Entries from a dataset of interfaces:
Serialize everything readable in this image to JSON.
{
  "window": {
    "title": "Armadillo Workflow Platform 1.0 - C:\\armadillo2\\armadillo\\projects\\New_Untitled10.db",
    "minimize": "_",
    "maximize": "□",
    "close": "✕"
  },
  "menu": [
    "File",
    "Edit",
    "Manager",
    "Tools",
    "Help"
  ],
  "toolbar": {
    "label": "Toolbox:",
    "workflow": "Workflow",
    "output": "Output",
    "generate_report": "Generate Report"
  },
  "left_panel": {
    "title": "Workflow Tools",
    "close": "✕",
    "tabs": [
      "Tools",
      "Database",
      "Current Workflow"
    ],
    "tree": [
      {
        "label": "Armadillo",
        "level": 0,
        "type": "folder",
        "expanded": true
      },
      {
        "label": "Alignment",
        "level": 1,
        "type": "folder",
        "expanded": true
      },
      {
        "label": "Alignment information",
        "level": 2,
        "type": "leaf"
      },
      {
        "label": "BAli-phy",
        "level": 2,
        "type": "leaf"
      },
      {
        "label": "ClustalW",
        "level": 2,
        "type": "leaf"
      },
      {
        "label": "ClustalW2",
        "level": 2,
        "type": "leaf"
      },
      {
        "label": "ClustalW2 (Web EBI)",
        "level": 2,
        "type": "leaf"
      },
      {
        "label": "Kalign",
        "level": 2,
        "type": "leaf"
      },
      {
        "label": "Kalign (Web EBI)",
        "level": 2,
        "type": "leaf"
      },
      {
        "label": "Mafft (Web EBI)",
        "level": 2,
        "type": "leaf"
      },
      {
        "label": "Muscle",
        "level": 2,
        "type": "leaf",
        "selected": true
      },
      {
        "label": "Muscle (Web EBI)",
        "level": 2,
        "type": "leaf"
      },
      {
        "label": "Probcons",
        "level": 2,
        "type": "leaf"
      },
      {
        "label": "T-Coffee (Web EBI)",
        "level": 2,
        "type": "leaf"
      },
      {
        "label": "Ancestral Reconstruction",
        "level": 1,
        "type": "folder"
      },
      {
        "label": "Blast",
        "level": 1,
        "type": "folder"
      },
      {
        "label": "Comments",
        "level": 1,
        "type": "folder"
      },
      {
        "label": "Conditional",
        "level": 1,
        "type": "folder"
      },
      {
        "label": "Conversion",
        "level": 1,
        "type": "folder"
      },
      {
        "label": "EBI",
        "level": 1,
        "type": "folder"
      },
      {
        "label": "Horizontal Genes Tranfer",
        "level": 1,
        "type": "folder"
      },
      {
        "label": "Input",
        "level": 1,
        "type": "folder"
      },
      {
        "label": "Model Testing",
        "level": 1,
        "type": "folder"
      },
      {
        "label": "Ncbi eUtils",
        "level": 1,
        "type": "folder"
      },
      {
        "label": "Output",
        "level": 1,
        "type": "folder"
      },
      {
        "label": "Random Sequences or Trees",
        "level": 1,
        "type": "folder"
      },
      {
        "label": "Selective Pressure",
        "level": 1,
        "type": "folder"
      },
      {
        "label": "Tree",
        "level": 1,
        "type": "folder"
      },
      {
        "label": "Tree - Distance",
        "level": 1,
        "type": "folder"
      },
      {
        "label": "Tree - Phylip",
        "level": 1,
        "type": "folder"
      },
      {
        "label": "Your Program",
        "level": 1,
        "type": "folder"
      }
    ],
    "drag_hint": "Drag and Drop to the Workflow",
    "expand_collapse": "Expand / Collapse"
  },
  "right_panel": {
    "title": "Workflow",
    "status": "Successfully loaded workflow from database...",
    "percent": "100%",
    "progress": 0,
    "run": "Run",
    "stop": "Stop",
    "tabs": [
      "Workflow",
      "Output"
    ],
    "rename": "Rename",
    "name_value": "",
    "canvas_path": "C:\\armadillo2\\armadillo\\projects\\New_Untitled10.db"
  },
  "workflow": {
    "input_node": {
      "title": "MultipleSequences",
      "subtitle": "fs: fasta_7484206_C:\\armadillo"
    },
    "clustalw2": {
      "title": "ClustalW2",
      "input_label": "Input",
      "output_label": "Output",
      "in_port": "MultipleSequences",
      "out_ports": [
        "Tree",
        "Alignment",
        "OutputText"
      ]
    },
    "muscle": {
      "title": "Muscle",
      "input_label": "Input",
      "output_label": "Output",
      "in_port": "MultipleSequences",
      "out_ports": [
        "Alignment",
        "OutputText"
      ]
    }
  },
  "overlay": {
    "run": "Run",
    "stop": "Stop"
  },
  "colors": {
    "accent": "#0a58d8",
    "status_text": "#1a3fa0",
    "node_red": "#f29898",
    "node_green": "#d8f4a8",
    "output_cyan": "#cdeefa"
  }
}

TASK ITEM: Each of the records is to be written out again without alteration.

ANSWER SPACE:
Serialize everything readable in this image to JSON.
{
  "window": {
    "title": "Armadillo Workflow Platform 1.0 - C:\\armadillo2\\armadillo\\projects\\New_Untitled10.db",
    "minimize": "_",
    "maximize": "□",
    "close": "✕"
  },
  "menu": [
    "File",
    "Edit",
    "Manager",
    "Tools",
    "Help"
  ],
  "toolbar": {
    "label": "Toolbox:",
    "workflow": "Workflow",
    "output": "Output",
    "generate_report": "Generate Report"
  },
  "left_panel": {
    "title": "Workflow Tools",
    "close": "✕",
    "tabs": [
      "Tools",
      "Database",
      "Current Workflow"
    ],
    "tree": [
      {
        "label": "Armadillo",
        "level": 0,
        "type": "folder",
        "expanded": true
      },
      {
        "label": "Alignment",
        "level": 1,
        "type": "folder",
        "expanded": true
      },
      {
        "label": "Alignment information",
        "level": 2,
        "type": "leaf"
      },
      {
        "label": "BAli-phy",
        "level": 2,
        "type": "leaf"
      },
      {
        "label": "ClustalW",
        "level": 2,
        "type": "leaf"
      },
      {
        "label": "ClustalW2",
        "level": 2,
        "type": "leaf"
      },
      {
        "label": "ClustalW2 (Web EBI)",
        "level": 2,
        "type": "leaf"
      },
      {
        "label": "Kalign",
        "level": 2,
        "type": "leaf"
      },
      {
        "label": "Kalign (Web EBI)",
        "level": 2,
        "type": "leaf"
      },
      {
        "label": "Mafft (Web EBI)",
        "level": 2,
        "type": "leaf"
      },
      {
        "label": "Muscle",
        "level": 2,
        "type": "leaf",
        "selected": true
      },
      {
        "label": "Muscle (Web EBI)",
        "level": 2,
        "type": "leaf"
      },
      {
        "label": "Probcons",
        "level": 2,
        "type": "leaf"
      },
      {
        "label": "T-Coffee (Web EBI)",
        "level": 2,
        "type": "leaf"
      },
      {
        "label": "Ancestral Reconstruction",
        "level": 1,
        "type": "folder"
      },
      {
        "label": "Blast",
        "level": 1,
        "type": "folder"
      },
      {
        "label": "Comments",
        "level": 1,
        "type": "folder"
      },
      {
        "label": "Conditional",
        "level": 1,
        "type": "folder"
      },
      {
        "label": "Conversion",
        "level": 1,
        "type": "folder"
      },
      {
        "label": "EBI",
        "level": 1,
        "type": "folder"
      },
      {
        "label": "Horizontal Genes Tranfer",
        "level": 1,
        "type": "folder"
      },
      {
        "label": "Input",
        "level": 1,
        "type": "folder"
      },
      {
        "label": "Model Testing",
        "level": 1,
        "type": "folder"
      },
      {
        "label": "Ncbi eUtils",
        "level": 1,
        "type": "folder"
      },
      {
        "label": "Output",
        "level": 1,
        "type": "folder"
      },
      {
        "label": "Random Sequences or Trees",
        "level": 1,
        "type": "folder"
      },
      {
        "label": "Selective Pressure",
        "level": 1,
        "type": "folder"
      },
      {
        "label": "Tree",
        "level": 1,
        "type": "folder"
      },
      {
        "label": "Tree - Distance",
        "level": 1,
        "type": "folder"
      },
      {
        "label": "Tree - Phylip",
        "level": 1,
        "type": "folder"
      },
      {
        "label": "Your Program",
        "level": 1,
        "type": "folder"
      }
    ],
    "drag_hint": "Drag and Drop to the Workflow",
    "expand_collapse": "Expand / Collapse"
  },
  "right_panel": {
    "title": "Workflow",
    "status": "Successfully loaded workflow from database...",
    "percent": "100%",
    "progress": 0,
    "run": "Run",
    "stop": "Stop",
    "tabs": [
      "Workflow",
      "Output"
    ],
    "rename": "Rename",
    "name_value": "",
    "canvas_path": "C:\\armadillo2\\armadillo\\projects\\New_Untitled10.db"
  },
  "workflow": {
    "input_node": {
      "title": "MultipleSequences",
      "subtitle": "fs: fasta_7484206_C:\\armadillo"
    },
    "clustalw2": {
      "title": "ClustalW2",
      "input_label": "Input",
      "output_label": "Output",
      "in_port": "MultipleSequences",
      "out_ports": [
        "Tree",
        "Alignment",
        "OutputText"
      ]
    },
    "muscle": {
      "title": "Muscle",
      "input_label": "Input",
      "output_label": "Output",
      "in_port": "MultipleSequences",
      "out_ports": [
        "Alignment",
        "OutputText"
      ]
    }
  },
  "overlay": {
    "run": "Run",
    "stop": "Stop"
  },
  "colors": {
    "accent": "#0a58d8",
    "status_text": "#1a3fa0",
    "node_red": "#f29898",
    "node_green": "#d8f4a8",
    "output_cyan": "#cdeefa"
  }
}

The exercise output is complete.